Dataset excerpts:

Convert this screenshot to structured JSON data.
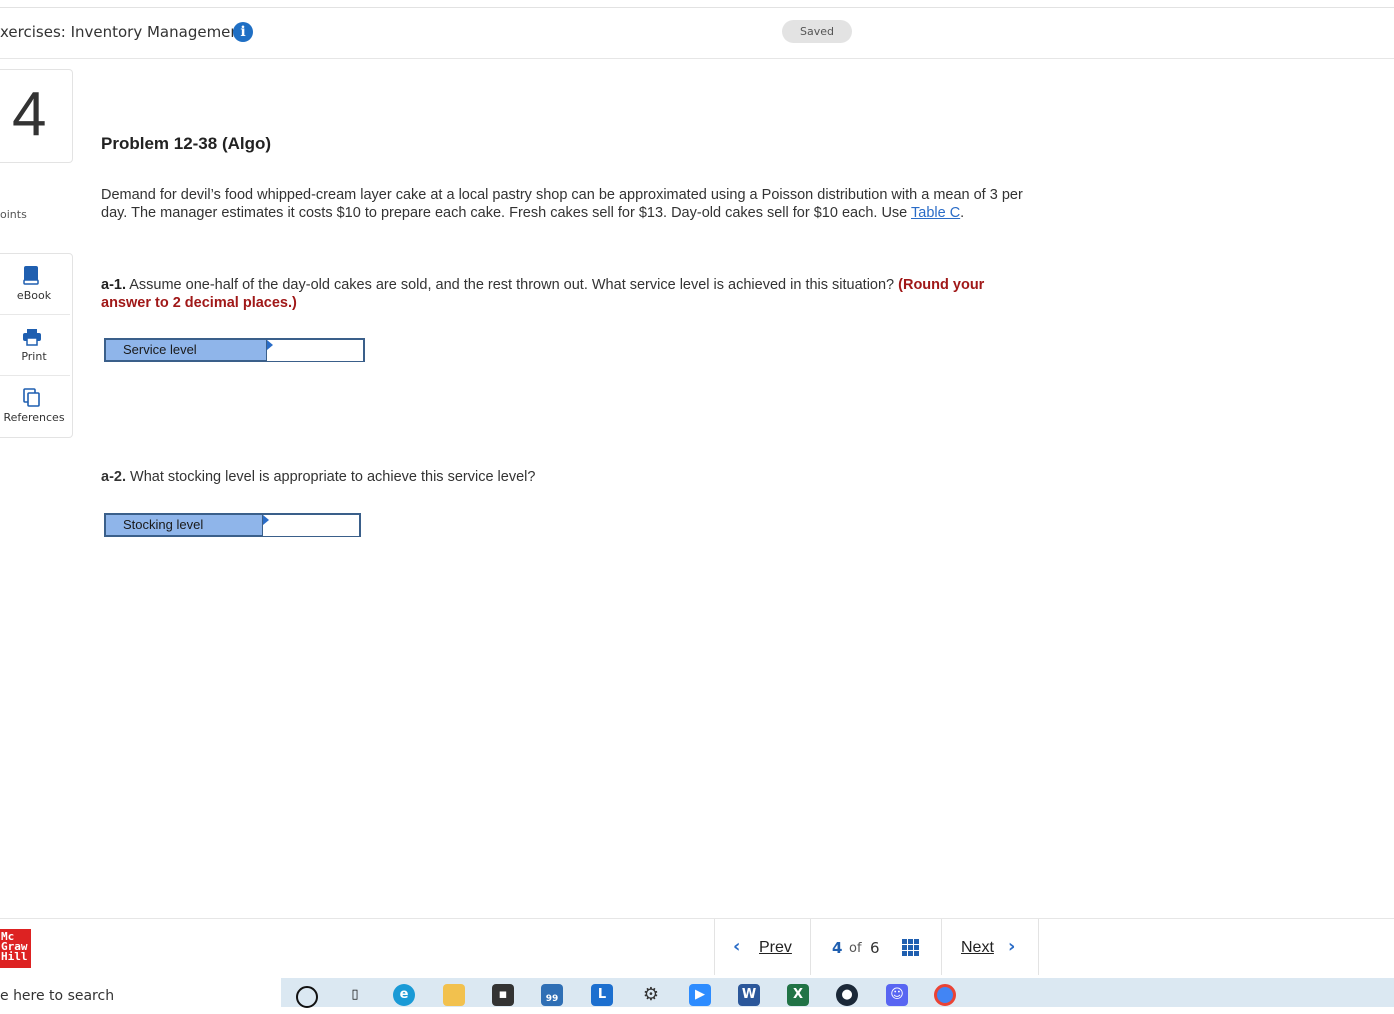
{
  "header": {
    "title": "xercises: Inventory Management",
    "status": "Saved"
  },
  "sidebar": {
    "question_number": "4",
    "points_label": "oints",
    "tools": [
      {
        "label": "eBook",
        "icon": "book-icon"
      },
      {
        "label": "Print",
        "icon": "printer-icon"
      },
      {
        "label": "References",
        "icon": "copy-icon"
      }
    ]
  },
  "problem": {
    "title": "Problem 12-38 (Algo)",
    "text": "Demand for devil’s food whipped-cream layer cake at a local pastry shop can be approximated using a Poisson distribution with a mean of 3 per day. The manager estimates it costs $10 to prepare each cake. Fresh cakes sell for $13. Day-old cakes sell for $10 each. Use ",
    "link": "Table C",
    "text_end": ".",
    "q1_label": "a-1.",
    "q1_text": " Assume one-half of the day-old cakes are sold, and the rest thrown out. What service level is achieved in this situation? ",
    "q1_instruction": "(Round your answer to 2 decimal places.)",
    "q1_field_label": "Service level",
    "q1_value": "",
    "q2_label": "a-2.",
    "q2_text": " What stocking level is appropriate to achieve this service level?",
    "q2_field_label": "Stocking level",
    "q2_value": ""
  },
  "footer": {
    "logo_lines": [
      "Mc",
      "Graw",
      "Hill"
    ],
    "prev": "Prev",
    "current": "4",
    "of": "of",
    "total": "6",
    "next": "Next"
  },
  "taskbar": {
    "search_text": "e here to search",
    "mail_badge": "99"
  }
}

Goal of the exercise -> Quote every record above exactly, leaving out any pictures.

The completed task ->
Convert this screenshot to structured JSON data.
{
  "header": {
    "title": "xercises: Inventory Management",
    "status": "Saved"
  },
  "sidebar": {
    "question_number": "4",
    "points_label": "oints",
    "tools": [
      {
        "label": "eBook",
        "icon": "book-icon"
      },
      {
        "label": "Print",
        "icon": "printer-icon"
      },
      {
        "label": "References",
        "icon": "copy-icon"
      }
    ]
  },
  "problem": {
    "title": "Problem 12-38 (Algo)",
    "text": "Demand for devil’s food whipped-cream layer cake at a local pastry shop can be approximated using a Poisson distribution with a mean of 3 per day. The manager estimates it costs $10 to prepare each cake. Fresh cakes sell for $13. Day-old cakes sell for $10 each. Use ",
    "link": "Table C",
    "text_end": ".",
    "q1_label": "a-1.",
    "q1_text": " Assume one-half of the day-old cakes are sold, and the rest thrown out. What service level is achieved in this situation? ",
    "q1_instruction": "(Round your answer to 2 decimal places.)",
    "q1_field_label": "Service level",
    "q1_value": "",
    "q2_label": "a-2.",
    "q2_text": " What stocking level is appropriate to achieve this service level?",
    "q2_field_label": "Stocking level",
    "q2_value": ""
  },
  "footer": {
    "logo_lines": [
      "Mc",
      "Graw",
      "Hill"
    ],
    "prev": "Prev",
    "current": "4",
    "of": "of",
    "total": "6",
    "next": "Next"
  },
  "taskbar": {
    "search_text": "e here to search",
    "mail_badge": "99"
  }
}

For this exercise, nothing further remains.